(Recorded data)
'''
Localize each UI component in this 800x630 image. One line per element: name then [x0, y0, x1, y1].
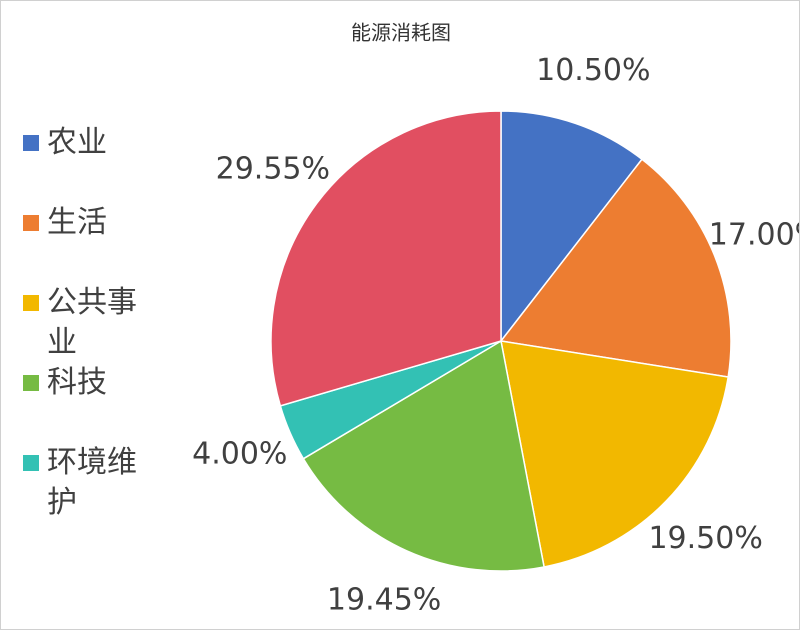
legend-swatch	[23, 135, 39, 151]
legend-label: 生活	[47, 205, 107, 240]
value-label: 29.55%	[216, 152, 330, 187]
pie-slice	[500, 110, 644, 344]
legend-swatch	[23, 295, 39, 311]
legend-swatch	[23, 215, 39, 231]
value-label: 4.00%	[192, 437, 287, 472]
value-label: 19.45%	[327, 582, 441, 617]
value-label: 10.50%	[536, 53, 650, 88]
legend-label: 公共事业	[47, 285, 137, 360]
legend-swatch	[23, 455, 39, 471]
pie-slice	[500, 340, 730, 568]
legend-item: 生活	[23, 203, 163, 243]
legend-swatch	[23, 375, 39, 391]
chart-title: 能源消耗图	[351, 21, 451, 45]
legend-label: 农业	[47, 125, 107, 160]
pie-slice	[270, 110, 502, 407]
legend-item: 公共事业	[23, 283, 163, 363]
pie-slice	[302, 339, 545, 572]
value-label: 17.00%	[709, 218, 799, 253]
pie-slice	[499, 158, 732, 378]
legend-item: 环境维护	[23, 443, 163, 523]
legend-item: 科技	[23, 363, 163, 403]
legend-label: 科技	[47, 365, 107, 400]
legend-label: 环境维护	[47, 445, 137, 520]
value-label: 19.50%	[648, 521, 762, 556]
legend-item: 农业	[23, 123, 163, 163]
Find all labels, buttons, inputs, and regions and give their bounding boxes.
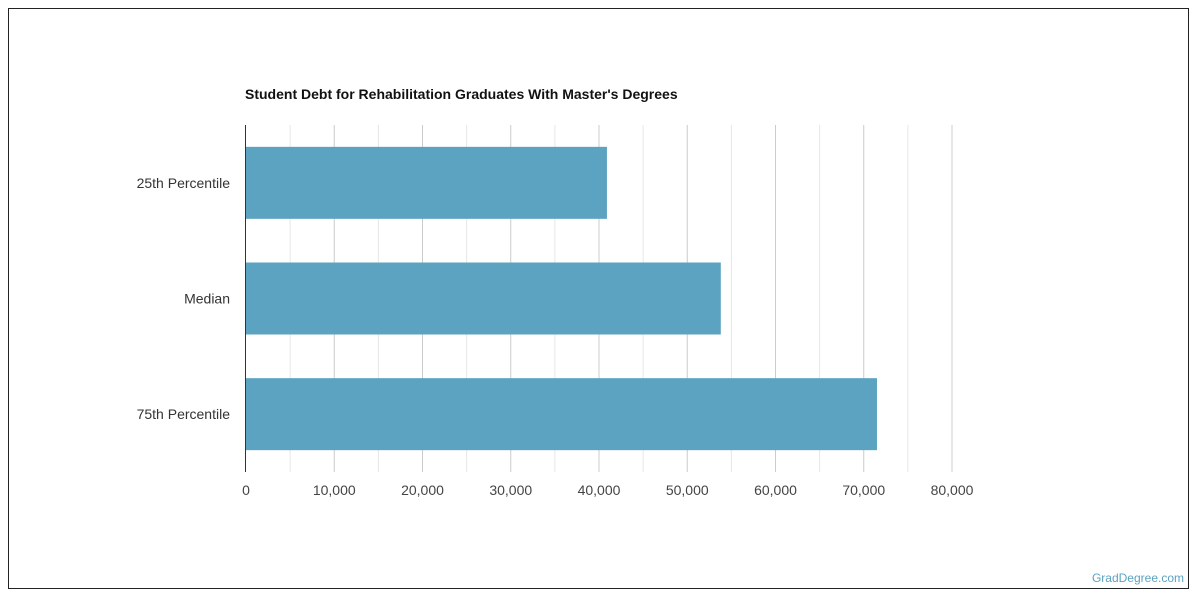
x-tick-label: 10,000 xyxy=(313,482,356,498)
x-tick-label: 40,000 xyxy=(578,482,621,498)
bar xyxy=(246,146,607,219)
x-tick-label: 30,000 xyxy=(489,482,532,498)
bar xyxy=(246,378,877,451)
x-tick-label: 20,000 xyxy=(401,482,444,498)
y-category-label: Median xyxy=(184,291,230,307)
x-tick-label: 60,000 xyxy=(754,482,797,498)
chart-frame xyxy=(8,8,1189,589)
watermark-link[interactable]: GradDegree.com xyxy=(1091,571,1184,585)
chart-title: Student Debt for Rehabilitation Graduate… xyxy=(245,86,678,102)
x-tick-label: 80,000 xyxy=(931,482,974,498)
x-tick-label: 0 xyxy=(242,482,250,498)
y-category-label: 75th Percentile xyxy=(137,406,231,422)
y-category-label: 25th Percentile xyxy=(137,175,231,191)
bar xyxy=(246,262,721,335)
x-tick-label: 70,000 xyxy=(842,482,885,498)
x-tick-label: 50,000 xyxy=(666,482,709,498)
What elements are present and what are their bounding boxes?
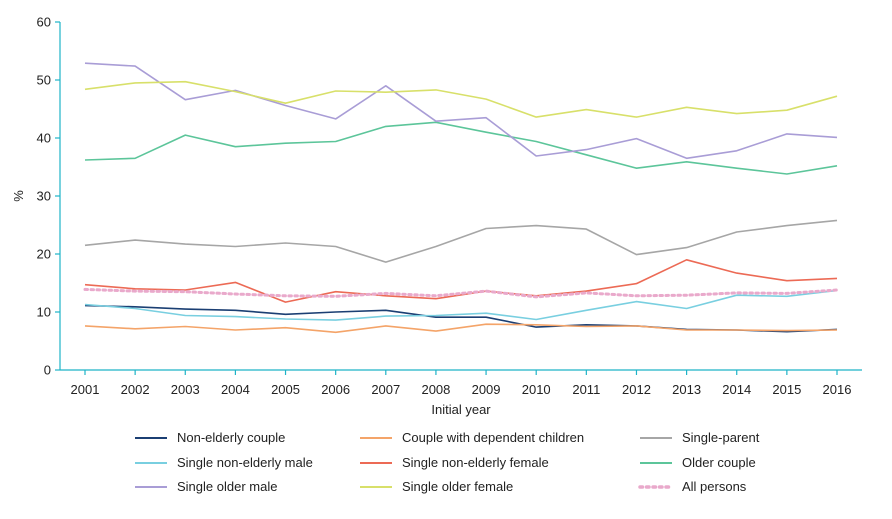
y-axis-title: % [11,190,26,202]
legend-label: Couple with dependent children [402,430,584,445]
y-tick-label: 20 [37,247,51,262]
x-tick-label: 2015 [772,382,801,397]
x-axis-title: Initial year [431,402,491,417]
x-tick-label: 2013 [672,382,701,397]
x-tick-label: 2003 [171,382,200,397]
legend-label: Single older male [177,479,277,494]
x-tick-label: 2014 [722,382,751,397]
y-axis-title-group: % [11,190,26,202]
legend-label: Older couple [682,455,756,470]
legend-label: Non-elderly couple [177,430,285,445]
legend-item-non-elderly-couple: Non-elderly couple [135,430,285,445]
x-tick-label: 2011 [572,382,600,397]
series-line-single-parent [84,219,838,263]
legend-label: Single-parent [682,430,760,445]
y-tick-label: 60 [37,15,51,30]
legend-item-single-older-male: Single older male [135,479,277,494]
series-line-single-older-male [84,62,838,160]
series-line-all-persons [83,287,839,299]
legend-label: All persons [682,479,747,494]
x-tick-label: 2001 [71,382,100,397]
y-tick-label: 0 [44,363,51,378]
legend-item-couple-with-dependent-children: Couple with dependent children [360,430,584,445]
x-tick-label: 2002 [121,382,150,397]
x-tick-label: 2007 [371,382,400,397]
y-tick-label: 10 [37,305,51,320]
series-lines [83,62,839,334]
x-tick-label: 2016 [823,382,852,397]
series-line-couple-with-dependent-children [84,323,838,334]
legend-item-all-persons: All persons [638,479,747,494]
x-ticks: 2001 2002 2003 2004 2005 2006 2007 2008 2009 2010… [71,370,852,397]
legend: Non-elderly couple Couple with dependent … [135,430,760,494]
series-line-single-older-female [84,80,838,118]
x-tick-label: 2009 [472,382,501,397]
x-tick-label: 2008 [421,382,450,397]
y-tick-label: 40 [37,131,51,146]
series-line-single-non-elderly-male [84,289,838,321]
y-tick-label: 50 [37,73,51,88]
x-tick-label: 2006 [321,382,350,397]
series-line-older-couple [84,121,838,175]
legend-item-older-couple: Older couple [640,455,756,470]
legend-item-single-older-female: Single older female [360,479,513,494]
legend-item-single-non-elderly-female: Single non-elderly female [360,455,549,470]
y-tick-label: 30 [37,189,51,204]
x-tick-label: 2010 [522,382,551,397]
x-tick-label: 2012 [622,382,651,397]
legend-label: Single older female [402,479,513,494]
x-tick-label: 2005 [271,382,300,397]
series-line-single-non-elderly-female [84,258,838,303]
legend-item-single-parent: Single-parent [640,430,760,445]
legend-label: Single non-elderly male [177,455,313,470]
legend-label: Single non-elderly female [402,455,549,470]
x-tick-label: 2004 [221,382,250,397]
y-ticks: 0 10 20 30 40 50 60 [37,15,60,378]
legend-item-single-non-elderly-male: Single non-elderly male [135,455,313,470]
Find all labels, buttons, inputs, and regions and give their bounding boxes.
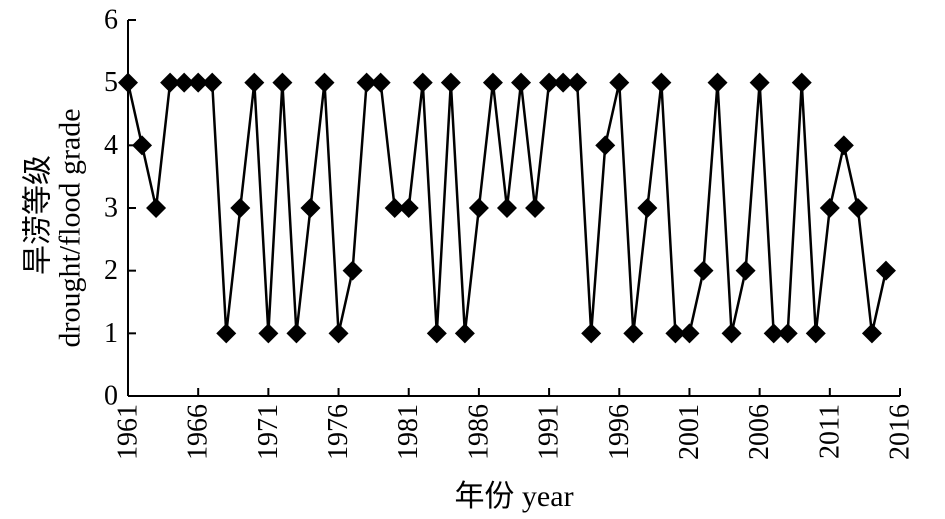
data-point	[258, 323, 279, 344]
data-point	[174, 72, 195, 93]
y-tick-label: 5	[104, 67, 118, 98]
data-point	[412, 72, 433, 93]
x-tick-label: 2006	[744, 404, 775, 460]
data-point	[875, 260, 896, 281]
data-point	[567, 72, 588, 93]
x-tick-label: 1991	[534, 404, 565, 460]
data-point	[553, 72, 574, 93]
data-point	[707, 72, 728, 93]
data-point	[833, 135, 854, 156]
data-point	[679, 323, 700, 344]
x-tick-label: 1966	[183, 404, 214, 460]
data-point	[356, 72, 377, 93]
data-point	[342, 260, 363, 281]
data-point	[721, 323, 742, 344]
x-tick-label: 1996	[604, 404, 635, 460]
data-point	[328, 323, 349, 344]
data-point	[763, 323, 784, 344]
x-tick-label: 2016	[885, 404, 916, 460]
data-point	[300, 198, 321, 218]
data-point	[861, 323, 882, 344]
data-point	[440, 72, 461, 93]
data-point	[749, 72, 770, 93]
data-point	[609, 72, 630, 93]
data-point	[777, 323, 798, 344]
x-tick-label: 1971	[253, 404, 284, 460]
x-tick-label: 1981	[393, 404, 424, 460]
data-point	[286, 323, 307, 344]
y-axis-title-line: drought/flood grade	[54, 108, 87, 347]
data-point	[623, 323, 644, 344]
data-point	[230, 198, 251, 218]
y-axis-title-line: 旱涝等级	[22, 155, 55, 275]
data-point	[398, 198, 419, 218]
tick-labels: 0 1 2 3 4 5 6 1961 1966 1971 1976 1981 1986 1991 1996 2…	[104, 5, 916, 461]
markers	[118, 72, 896, 344]
data-point	[637, 198, 658, 218]
data-point	[118, 72, 138, 93]
data-point	[693, 260, 714, 281]
data-point	[468, 198, 489, 218]
y-tick-label: 1	[104, 318, 118, 349]
data-point	[146, 198, 167, 218]
x-tick-label: 2001	[674, 404, 705, 460]
ticks	[127, 19, 901, 397]
data-point	[511, 72, 532, 93]
data-point	[805, 323, 826, 344]
x-tick-label: 2011	[814, 404, 845, 459]
data-point	[426, 323, 447, 344]
data-point	[384, 198, 405, 218]
data-point	[735, 260, 756, 281]
data-point	[160, 72, 181, 93]
data-point	[244, 72, 265, 93]
data-point	[819, 198, 840, 218]
data-point	[314, 72, 335, 93]
data-point	[791, 72, 812, 93]
data-point	[581, 323, 602, 344]
data-point	[847, 198, 868, 218]
x-tick-label: 1961	[113, 404, 144, 460]
y-tick-label: 6	[104, 5, 118, 36]
data-point	[496, 198, 517, 218]
data-point	[202, 72, 223, 93]
data-point	[132, 135, 153, 156]
y-tick-label: 3	[104, 193, 118, 224]
data-point	[651, 72, 672, 93]
y-axis-title: 旱涝等级 drought/flood grade	[22, 108, 87, 347]
data-point	[216, 323, 237, 344]
data-point	[454, 323, 475, 344]
data-point	[539, 72, 560, 93]
data-point	[665, 323, 686, 344]
y-tick-label: 2	[104, 255, 118, 286]
x-tick-label: 1986	[463, 404, 494, 460]
x-tick-label: 1976	[323, 404, 354, 460]
data-point	[272, 72, 293, 93]
y-tick-label: 0	[104, 381, 118, 412]
data-point	[370, 72, 391, 93]
x-axis-title: 年份 year	[454, 480, 573, 513]
data-point	[482, 72, 503, 93]
data-point	[188, 72, 209, 93]
data-point	[595, 135, 616, 156]
data-point	[525, 198, 546, 218]
y-tick-label: 4	[104, 130, 118, 161]
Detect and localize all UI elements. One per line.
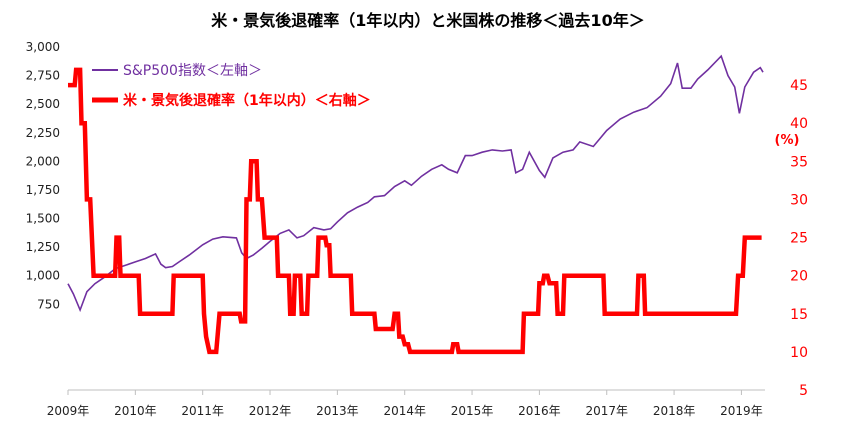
'''
* **DESCRIPTION OF THE TASK**: Arrange the lines of the data starting at the line containing "323, 279, 344]" and ending at the line containing "72, 574, 93]" as a Markdown table with the columns "Row" and "Line". Leave out any blank lines.

* **WRITTEN ANSWER**:
| Row | Line |
|---|---|
| 1 | data-point	[258, 323, 279, 344] |
| 2 | data-point	[174, 72, 195, 93] |
| 3 | y-tick-label: 5	[104, 67, 118, 98] |
| 4 | data-point	[412, 72, 433, 93] |
| 5 | x-tick-label: 2006	[744, 404, 775, 460] |
| 6 | data-point	[875, 260, 896, 281] |
| 7 | data-point	[567, 72, 588, 93] |
| 8 | x-tick-label: 1991	[534, 404, 565, 460] |
| 9 | data-point	[553, 72, 574, 93] |